(Figure collection entries)
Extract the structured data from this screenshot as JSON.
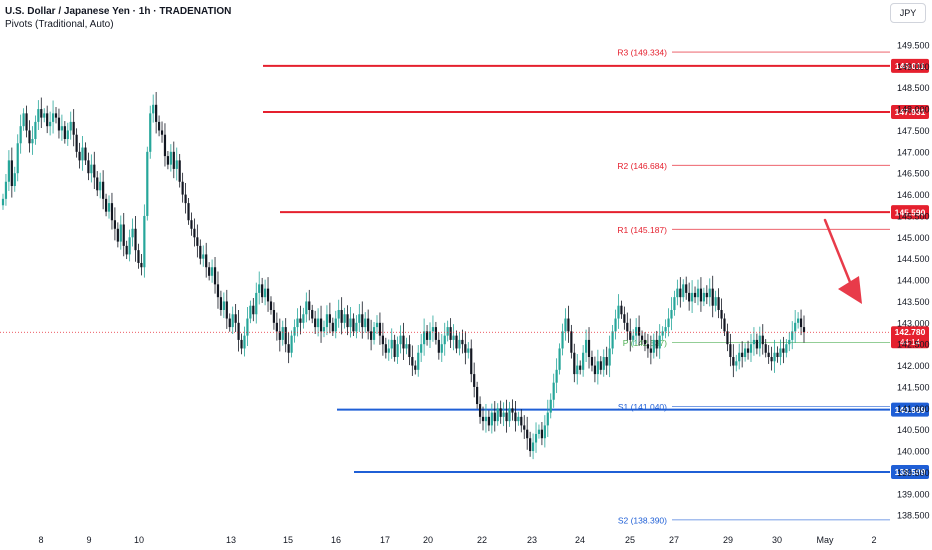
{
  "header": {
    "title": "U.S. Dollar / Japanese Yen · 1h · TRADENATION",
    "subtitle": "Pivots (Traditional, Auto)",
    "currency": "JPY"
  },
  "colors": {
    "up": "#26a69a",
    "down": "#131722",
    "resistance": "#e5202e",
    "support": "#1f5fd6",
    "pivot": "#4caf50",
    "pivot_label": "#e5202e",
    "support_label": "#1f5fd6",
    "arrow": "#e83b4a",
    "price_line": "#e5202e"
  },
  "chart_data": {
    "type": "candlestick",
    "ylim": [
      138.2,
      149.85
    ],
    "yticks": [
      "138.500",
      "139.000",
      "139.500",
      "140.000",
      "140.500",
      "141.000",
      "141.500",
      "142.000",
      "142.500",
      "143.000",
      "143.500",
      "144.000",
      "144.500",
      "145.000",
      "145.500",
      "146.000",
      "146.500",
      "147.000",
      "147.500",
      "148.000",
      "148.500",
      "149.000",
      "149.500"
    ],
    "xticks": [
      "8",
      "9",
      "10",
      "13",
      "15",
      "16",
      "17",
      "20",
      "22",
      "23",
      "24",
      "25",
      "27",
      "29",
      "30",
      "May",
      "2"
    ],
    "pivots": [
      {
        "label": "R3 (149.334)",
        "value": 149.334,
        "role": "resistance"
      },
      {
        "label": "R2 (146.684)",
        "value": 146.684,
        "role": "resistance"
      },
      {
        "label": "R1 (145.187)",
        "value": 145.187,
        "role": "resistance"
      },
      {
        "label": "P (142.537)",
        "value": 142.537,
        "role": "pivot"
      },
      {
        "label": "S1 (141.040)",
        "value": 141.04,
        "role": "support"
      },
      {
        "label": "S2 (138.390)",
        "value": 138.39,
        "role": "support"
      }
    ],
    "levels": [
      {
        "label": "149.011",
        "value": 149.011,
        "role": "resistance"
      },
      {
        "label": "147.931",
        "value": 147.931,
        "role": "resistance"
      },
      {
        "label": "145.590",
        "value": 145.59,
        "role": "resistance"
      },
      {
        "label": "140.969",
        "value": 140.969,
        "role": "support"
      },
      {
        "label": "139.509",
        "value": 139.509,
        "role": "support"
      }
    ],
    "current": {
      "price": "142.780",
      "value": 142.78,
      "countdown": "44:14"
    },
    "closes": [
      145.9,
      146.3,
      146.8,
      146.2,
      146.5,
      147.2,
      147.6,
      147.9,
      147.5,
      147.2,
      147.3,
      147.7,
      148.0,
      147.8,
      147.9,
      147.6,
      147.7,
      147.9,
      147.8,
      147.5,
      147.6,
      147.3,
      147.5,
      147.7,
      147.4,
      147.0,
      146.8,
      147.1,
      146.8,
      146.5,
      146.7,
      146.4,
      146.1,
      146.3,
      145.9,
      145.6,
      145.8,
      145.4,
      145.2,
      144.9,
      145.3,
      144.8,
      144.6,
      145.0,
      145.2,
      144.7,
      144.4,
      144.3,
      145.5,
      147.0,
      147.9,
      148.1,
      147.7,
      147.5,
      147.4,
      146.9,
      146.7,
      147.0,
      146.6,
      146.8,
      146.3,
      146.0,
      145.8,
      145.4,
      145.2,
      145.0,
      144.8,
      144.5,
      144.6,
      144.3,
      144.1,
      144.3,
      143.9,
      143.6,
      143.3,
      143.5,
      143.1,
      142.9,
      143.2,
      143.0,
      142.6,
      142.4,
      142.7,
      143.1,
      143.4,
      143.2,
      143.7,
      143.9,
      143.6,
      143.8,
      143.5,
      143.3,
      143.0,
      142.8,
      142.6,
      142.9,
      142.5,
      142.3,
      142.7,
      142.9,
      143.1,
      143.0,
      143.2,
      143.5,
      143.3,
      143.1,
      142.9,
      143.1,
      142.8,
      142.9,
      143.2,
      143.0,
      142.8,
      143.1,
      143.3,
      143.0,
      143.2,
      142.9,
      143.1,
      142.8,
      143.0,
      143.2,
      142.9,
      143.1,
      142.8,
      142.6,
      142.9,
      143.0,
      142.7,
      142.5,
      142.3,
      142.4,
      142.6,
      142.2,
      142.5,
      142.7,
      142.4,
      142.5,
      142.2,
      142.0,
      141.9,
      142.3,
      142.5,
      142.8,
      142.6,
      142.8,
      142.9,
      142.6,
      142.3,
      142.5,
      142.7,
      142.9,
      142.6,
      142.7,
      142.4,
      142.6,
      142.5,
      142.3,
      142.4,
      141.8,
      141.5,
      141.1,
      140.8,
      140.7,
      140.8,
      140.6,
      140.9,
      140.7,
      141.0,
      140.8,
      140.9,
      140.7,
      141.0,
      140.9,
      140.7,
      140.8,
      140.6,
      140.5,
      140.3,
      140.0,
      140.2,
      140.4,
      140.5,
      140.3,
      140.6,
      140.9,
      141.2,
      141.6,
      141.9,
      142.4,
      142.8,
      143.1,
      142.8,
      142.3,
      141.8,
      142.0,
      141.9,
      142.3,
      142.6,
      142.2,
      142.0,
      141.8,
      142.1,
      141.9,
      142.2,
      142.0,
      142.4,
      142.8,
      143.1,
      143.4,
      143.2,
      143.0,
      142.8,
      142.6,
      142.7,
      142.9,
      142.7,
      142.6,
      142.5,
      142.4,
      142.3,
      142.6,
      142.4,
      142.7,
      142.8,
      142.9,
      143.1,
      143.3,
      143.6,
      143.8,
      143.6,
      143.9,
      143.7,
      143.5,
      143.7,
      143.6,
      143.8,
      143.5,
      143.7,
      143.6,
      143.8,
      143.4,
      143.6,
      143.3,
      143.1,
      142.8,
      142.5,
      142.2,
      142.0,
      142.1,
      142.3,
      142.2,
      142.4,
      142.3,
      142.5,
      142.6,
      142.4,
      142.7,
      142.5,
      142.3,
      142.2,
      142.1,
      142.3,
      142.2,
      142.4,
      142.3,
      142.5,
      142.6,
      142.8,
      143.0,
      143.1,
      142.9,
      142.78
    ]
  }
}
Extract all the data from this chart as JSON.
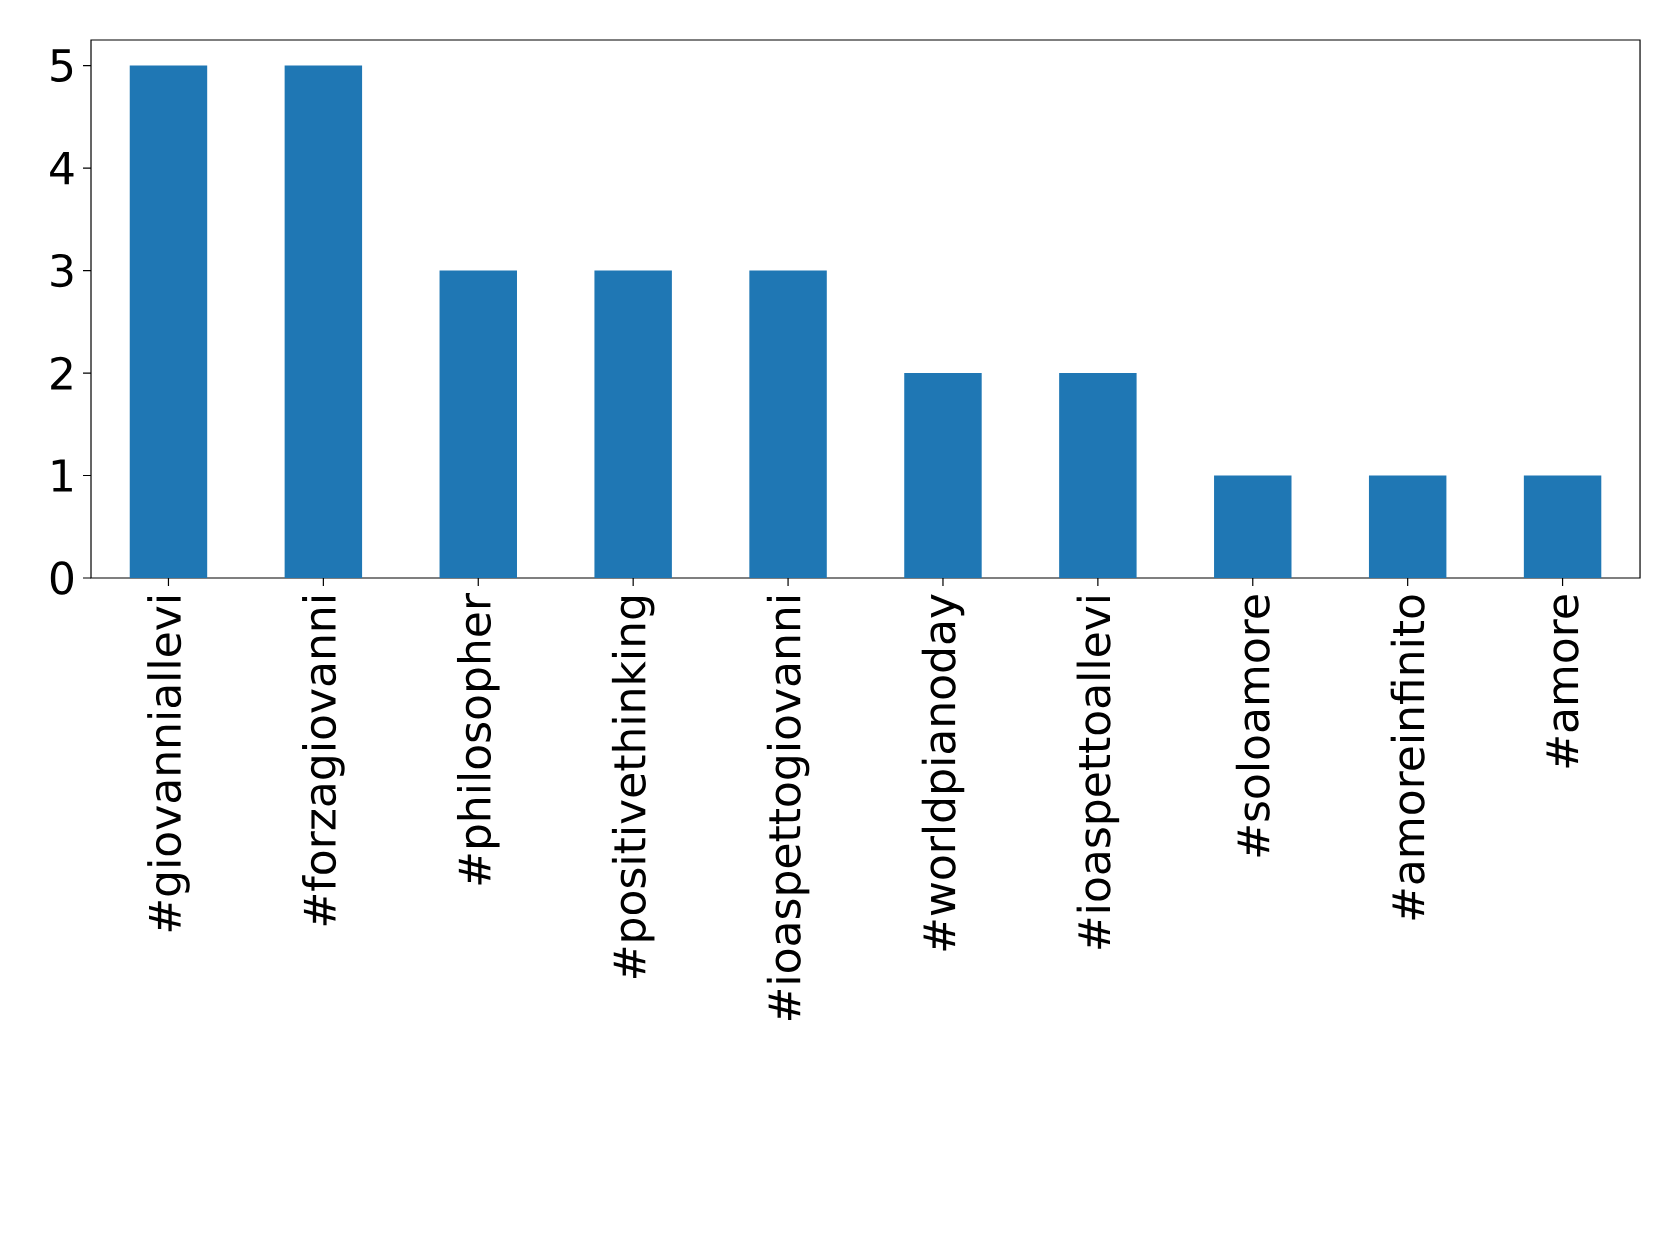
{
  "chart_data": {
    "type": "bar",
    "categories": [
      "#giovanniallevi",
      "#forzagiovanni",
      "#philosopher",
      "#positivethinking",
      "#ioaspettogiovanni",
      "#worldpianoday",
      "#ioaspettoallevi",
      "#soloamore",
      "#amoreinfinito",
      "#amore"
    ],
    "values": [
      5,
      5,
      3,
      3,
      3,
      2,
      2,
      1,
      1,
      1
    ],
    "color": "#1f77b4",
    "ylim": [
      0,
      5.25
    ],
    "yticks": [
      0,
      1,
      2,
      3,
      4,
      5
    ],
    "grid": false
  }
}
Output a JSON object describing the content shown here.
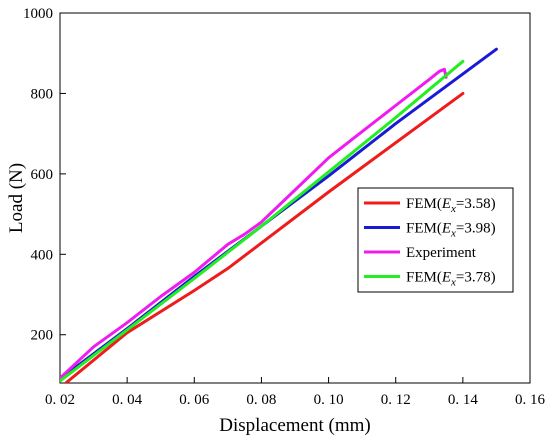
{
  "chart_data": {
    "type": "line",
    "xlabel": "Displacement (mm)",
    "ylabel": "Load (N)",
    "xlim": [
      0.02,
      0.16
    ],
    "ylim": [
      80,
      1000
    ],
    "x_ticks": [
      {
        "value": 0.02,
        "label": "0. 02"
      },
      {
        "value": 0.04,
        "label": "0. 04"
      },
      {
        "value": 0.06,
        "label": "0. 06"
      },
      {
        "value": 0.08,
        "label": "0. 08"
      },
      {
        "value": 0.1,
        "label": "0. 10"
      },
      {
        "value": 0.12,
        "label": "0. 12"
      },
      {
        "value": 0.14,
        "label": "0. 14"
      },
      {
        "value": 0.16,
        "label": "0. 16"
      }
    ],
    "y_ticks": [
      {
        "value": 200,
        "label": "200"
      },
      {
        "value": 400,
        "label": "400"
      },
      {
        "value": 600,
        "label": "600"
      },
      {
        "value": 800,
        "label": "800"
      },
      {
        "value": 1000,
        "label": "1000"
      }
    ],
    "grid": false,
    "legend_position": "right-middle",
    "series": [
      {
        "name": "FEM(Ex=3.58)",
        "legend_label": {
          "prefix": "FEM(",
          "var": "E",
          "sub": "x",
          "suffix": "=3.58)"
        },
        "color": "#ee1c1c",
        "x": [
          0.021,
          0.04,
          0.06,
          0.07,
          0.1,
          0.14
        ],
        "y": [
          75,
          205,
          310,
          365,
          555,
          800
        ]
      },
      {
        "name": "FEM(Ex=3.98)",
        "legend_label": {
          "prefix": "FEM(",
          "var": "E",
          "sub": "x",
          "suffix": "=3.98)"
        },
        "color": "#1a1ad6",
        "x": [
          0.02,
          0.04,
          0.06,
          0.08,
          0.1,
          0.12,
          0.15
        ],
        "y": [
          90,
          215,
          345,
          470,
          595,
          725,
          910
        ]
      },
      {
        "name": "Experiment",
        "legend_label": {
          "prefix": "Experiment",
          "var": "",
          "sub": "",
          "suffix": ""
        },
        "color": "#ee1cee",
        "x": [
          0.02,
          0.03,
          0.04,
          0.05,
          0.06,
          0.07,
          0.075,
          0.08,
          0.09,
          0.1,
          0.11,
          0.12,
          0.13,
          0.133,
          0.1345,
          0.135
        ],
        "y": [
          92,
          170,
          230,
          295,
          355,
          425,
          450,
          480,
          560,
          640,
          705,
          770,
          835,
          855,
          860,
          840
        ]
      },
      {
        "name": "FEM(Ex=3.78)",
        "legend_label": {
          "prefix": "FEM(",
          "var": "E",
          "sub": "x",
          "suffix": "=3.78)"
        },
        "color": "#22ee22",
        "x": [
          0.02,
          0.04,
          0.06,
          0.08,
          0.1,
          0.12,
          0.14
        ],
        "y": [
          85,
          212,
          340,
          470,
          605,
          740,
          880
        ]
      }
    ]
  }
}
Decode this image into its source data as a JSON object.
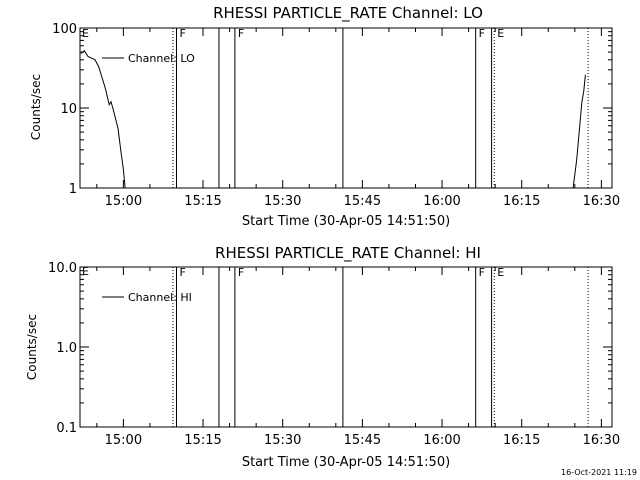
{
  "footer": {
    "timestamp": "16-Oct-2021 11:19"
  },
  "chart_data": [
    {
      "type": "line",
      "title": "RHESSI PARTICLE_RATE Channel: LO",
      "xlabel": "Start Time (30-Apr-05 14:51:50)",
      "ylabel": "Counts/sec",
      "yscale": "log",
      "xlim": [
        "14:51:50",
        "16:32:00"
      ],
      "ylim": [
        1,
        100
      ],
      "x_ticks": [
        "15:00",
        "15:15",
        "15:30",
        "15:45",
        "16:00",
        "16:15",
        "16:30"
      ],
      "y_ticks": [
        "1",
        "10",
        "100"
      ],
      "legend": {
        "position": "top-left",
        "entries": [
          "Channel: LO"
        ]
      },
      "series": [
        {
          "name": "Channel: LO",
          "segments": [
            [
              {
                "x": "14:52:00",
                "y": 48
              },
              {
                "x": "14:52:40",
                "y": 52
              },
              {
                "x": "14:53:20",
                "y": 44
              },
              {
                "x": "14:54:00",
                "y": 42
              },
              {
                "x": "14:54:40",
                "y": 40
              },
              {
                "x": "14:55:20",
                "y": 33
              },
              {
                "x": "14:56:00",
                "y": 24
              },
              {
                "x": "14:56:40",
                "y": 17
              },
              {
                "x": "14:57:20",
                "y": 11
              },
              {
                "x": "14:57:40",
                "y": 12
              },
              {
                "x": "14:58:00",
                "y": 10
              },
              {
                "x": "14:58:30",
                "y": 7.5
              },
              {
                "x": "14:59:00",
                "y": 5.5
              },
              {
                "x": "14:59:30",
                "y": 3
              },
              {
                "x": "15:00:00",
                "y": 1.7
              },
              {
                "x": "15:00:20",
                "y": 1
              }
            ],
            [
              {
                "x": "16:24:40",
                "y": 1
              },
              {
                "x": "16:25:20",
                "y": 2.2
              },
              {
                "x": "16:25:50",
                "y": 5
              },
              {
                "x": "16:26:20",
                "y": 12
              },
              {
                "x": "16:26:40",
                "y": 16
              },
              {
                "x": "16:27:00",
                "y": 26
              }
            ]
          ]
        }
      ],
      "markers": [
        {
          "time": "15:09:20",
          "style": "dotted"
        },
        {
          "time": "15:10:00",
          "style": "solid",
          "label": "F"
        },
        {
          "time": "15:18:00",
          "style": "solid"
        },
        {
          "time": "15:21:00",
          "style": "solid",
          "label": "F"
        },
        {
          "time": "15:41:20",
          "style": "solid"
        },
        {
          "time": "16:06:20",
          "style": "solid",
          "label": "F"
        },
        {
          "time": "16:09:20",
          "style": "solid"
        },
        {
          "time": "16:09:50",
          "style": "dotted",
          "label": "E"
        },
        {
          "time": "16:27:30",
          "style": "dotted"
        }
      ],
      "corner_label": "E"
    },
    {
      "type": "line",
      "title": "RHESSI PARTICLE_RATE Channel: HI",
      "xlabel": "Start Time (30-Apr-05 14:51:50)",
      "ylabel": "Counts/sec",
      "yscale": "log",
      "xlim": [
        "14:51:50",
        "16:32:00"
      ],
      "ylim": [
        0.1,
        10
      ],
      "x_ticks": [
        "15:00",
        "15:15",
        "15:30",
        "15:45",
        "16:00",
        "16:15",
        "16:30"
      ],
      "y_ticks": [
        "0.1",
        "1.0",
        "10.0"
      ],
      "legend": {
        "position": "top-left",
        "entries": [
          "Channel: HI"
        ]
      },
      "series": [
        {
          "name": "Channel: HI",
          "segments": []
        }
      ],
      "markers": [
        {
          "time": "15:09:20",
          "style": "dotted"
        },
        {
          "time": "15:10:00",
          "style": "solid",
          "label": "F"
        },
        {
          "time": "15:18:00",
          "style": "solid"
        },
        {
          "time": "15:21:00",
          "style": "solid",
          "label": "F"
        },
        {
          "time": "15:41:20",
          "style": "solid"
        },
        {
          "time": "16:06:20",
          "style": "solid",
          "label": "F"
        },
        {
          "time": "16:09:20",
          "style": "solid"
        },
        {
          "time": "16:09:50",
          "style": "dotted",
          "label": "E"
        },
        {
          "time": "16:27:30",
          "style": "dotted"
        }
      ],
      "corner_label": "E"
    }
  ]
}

→ Given problem
What is the number of lines in this listing that contain the word "name"? Answer with that number and nothing else.

→ Result of the task
6